● REQUEST
Compute how many lines in the entries below contain "orange", and output nothing but the number.

● EXCERPTED DATA
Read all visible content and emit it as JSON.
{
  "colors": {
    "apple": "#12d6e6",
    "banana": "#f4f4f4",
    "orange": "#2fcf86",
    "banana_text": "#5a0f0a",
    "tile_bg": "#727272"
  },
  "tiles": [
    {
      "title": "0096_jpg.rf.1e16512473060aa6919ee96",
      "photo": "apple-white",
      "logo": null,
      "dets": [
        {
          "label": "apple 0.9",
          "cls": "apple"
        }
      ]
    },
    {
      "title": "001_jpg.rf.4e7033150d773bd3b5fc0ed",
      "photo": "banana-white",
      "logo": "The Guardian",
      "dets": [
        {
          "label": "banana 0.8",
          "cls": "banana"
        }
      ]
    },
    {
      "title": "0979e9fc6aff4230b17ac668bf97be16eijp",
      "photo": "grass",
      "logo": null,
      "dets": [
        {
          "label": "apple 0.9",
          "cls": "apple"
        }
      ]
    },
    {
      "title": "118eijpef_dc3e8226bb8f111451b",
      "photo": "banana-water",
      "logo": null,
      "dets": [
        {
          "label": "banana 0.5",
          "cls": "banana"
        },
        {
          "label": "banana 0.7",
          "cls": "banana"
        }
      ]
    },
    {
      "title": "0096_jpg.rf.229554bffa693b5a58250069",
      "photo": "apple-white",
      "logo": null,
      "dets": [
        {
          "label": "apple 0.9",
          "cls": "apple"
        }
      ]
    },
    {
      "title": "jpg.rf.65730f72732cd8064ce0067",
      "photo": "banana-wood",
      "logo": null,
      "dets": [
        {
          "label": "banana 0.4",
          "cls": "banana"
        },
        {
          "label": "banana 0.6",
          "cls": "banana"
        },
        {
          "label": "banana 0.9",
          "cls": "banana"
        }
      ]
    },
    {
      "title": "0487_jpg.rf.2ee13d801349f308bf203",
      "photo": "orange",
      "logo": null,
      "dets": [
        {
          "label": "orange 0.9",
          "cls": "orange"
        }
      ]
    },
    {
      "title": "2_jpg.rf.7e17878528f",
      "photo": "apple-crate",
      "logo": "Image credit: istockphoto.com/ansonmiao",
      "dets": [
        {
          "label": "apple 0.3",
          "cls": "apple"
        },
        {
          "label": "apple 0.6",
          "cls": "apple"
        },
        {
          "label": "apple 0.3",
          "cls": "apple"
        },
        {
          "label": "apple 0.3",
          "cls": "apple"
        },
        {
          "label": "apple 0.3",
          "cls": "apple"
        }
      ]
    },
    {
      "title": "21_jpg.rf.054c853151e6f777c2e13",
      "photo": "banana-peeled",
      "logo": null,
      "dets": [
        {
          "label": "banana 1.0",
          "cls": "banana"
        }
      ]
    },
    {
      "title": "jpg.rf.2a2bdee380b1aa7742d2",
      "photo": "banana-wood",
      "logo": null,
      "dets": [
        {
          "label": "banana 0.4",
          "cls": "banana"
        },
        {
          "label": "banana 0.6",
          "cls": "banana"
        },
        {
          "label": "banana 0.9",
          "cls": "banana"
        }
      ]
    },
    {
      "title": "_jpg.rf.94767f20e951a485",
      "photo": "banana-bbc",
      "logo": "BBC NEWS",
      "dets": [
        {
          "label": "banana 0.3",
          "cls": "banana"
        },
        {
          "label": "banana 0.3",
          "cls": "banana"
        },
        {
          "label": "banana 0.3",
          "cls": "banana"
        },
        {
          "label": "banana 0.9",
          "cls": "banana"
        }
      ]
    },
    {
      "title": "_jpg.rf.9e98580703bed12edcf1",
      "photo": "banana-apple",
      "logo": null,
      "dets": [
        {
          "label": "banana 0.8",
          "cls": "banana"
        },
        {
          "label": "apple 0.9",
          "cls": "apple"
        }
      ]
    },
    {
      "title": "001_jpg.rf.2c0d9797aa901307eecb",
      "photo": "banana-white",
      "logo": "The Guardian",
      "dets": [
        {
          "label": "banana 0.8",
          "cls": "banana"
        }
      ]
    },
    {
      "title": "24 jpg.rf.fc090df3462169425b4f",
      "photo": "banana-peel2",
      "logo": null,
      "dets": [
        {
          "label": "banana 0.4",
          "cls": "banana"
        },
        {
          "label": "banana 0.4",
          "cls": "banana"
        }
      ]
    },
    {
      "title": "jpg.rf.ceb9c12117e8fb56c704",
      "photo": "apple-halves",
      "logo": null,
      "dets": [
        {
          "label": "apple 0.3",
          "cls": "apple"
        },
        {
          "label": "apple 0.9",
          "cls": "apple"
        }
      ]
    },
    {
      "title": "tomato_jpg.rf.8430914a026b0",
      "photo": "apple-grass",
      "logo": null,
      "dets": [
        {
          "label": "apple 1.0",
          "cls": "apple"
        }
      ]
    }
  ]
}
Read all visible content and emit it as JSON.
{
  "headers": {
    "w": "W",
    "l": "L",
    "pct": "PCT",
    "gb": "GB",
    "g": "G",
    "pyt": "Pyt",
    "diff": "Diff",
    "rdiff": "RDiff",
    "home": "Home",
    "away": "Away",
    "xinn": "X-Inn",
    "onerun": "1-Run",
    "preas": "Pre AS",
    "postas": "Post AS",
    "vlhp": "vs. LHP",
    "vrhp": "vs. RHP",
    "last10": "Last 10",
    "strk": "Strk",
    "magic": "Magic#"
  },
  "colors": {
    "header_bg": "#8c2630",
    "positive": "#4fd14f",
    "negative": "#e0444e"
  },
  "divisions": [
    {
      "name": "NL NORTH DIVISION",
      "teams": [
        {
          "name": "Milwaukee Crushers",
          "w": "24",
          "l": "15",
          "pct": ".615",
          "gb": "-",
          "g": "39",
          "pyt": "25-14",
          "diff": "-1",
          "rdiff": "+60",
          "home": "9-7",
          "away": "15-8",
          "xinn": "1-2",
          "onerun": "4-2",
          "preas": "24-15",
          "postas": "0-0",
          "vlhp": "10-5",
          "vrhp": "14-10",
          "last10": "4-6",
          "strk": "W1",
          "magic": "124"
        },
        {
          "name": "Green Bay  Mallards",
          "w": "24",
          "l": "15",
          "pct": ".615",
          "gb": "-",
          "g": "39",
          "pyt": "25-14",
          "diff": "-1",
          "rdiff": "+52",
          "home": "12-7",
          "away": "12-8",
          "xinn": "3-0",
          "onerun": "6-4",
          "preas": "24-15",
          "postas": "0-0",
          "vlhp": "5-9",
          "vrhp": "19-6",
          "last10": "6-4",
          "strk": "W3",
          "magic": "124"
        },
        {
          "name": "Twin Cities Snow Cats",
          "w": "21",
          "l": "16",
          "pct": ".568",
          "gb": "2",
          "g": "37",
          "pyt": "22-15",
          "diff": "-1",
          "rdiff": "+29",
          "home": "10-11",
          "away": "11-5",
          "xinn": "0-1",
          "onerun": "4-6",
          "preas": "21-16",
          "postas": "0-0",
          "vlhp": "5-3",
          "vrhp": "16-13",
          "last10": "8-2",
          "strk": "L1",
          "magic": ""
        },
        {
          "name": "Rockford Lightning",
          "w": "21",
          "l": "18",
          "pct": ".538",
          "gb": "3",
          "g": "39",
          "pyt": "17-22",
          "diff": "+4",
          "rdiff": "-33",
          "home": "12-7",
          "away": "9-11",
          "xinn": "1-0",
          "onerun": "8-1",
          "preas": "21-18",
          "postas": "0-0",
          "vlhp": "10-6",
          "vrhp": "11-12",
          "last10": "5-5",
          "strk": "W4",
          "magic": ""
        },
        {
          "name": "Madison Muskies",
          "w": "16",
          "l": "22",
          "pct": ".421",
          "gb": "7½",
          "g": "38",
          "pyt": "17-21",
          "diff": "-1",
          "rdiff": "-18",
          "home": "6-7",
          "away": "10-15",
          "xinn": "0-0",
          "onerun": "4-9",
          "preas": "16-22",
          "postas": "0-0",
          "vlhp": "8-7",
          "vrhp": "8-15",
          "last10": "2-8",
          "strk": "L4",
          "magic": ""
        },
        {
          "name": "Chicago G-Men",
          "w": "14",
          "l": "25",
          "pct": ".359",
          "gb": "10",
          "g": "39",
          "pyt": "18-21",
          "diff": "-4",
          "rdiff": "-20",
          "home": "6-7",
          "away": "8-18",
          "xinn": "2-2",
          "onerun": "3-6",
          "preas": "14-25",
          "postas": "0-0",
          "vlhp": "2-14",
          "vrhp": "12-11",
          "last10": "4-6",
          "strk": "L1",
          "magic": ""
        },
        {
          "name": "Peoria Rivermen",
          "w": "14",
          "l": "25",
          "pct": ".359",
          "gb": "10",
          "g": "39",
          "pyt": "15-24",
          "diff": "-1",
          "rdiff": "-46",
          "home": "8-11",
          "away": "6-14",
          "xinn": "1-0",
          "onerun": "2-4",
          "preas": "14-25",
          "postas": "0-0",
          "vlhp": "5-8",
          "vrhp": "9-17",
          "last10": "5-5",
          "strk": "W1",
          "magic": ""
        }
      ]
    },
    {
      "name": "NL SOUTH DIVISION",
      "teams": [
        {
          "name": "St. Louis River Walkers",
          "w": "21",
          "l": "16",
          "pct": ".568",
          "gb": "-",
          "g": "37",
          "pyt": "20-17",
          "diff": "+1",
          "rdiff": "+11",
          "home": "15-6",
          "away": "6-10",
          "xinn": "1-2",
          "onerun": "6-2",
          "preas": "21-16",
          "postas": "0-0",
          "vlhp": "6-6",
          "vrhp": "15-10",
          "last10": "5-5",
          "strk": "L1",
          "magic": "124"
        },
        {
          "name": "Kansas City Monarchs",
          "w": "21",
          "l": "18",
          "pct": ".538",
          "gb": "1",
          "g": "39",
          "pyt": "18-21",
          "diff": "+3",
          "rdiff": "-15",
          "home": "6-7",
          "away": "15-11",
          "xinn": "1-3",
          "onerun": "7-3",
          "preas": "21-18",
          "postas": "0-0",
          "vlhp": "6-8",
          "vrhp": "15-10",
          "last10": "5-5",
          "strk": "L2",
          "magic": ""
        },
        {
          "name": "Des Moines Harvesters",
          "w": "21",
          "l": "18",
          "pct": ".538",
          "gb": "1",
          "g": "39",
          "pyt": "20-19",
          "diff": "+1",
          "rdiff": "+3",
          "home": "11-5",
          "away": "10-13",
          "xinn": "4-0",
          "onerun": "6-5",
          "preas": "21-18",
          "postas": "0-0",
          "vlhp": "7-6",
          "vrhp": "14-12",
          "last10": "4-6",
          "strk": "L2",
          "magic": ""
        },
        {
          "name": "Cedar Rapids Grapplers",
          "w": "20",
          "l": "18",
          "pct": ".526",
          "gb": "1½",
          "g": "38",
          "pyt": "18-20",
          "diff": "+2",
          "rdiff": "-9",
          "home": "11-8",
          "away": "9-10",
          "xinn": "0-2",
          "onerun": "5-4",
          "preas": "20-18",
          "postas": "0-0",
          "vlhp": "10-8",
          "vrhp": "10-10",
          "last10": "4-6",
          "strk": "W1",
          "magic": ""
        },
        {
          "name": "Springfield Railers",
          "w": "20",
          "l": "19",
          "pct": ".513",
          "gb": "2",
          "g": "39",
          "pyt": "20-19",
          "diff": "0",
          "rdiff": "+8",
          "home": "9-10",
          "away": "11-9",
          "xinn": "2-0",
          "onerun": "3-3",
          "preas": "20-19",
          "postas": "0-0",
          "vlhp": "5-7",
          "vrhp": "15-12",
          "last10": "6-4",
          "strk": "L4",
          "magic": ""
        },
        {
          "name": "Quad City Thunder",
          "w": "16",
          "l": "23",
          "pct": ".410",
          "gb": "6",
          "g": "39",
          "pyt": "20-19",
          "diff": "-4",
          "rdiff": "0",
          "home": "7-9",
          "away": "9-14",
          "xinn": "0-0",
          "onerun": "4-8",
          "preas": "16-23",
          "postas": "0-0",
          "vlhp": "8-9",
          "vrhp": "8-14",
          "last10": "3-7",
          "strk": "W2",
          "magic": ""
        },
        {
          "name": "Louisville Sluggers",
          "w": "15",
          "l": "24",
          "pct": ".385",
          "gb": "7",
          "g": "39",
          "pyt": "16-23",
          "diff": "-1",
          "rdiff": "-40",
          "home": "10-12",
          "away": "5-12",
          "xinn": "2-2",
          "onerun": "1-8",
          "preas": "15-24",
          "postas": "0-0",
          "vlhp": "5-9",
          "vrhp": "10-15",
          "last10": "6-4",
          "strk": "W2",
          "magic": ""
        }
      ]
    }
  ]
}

● REPLY
4